> _LISTING_:
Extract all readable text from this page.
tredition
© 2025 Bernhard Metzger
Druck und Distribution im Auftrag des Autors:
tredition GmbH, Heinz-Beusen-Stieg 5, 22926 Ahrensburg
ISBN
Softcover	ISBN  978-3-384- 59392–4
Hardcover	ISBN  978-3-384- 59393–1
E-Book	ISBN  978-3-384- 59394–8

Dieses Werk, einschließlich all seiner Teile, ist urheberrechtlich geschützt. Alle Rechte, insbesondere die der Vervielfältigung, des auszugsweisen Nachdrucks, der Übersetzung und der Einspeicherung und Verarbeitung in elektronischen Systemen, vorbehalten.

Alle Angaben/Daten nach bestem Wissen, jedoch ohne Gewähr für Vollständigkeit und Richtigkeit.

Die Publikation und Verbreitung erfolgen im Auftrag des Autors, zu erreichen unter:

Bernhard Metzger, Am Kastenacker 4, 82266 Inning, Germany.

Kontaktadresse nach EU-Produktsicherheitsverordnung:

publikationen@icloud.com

> _TO BE DONE_:
Your answer should be a single number: the count of lines holding the word "Auftrag".

> _ANSWER_:
2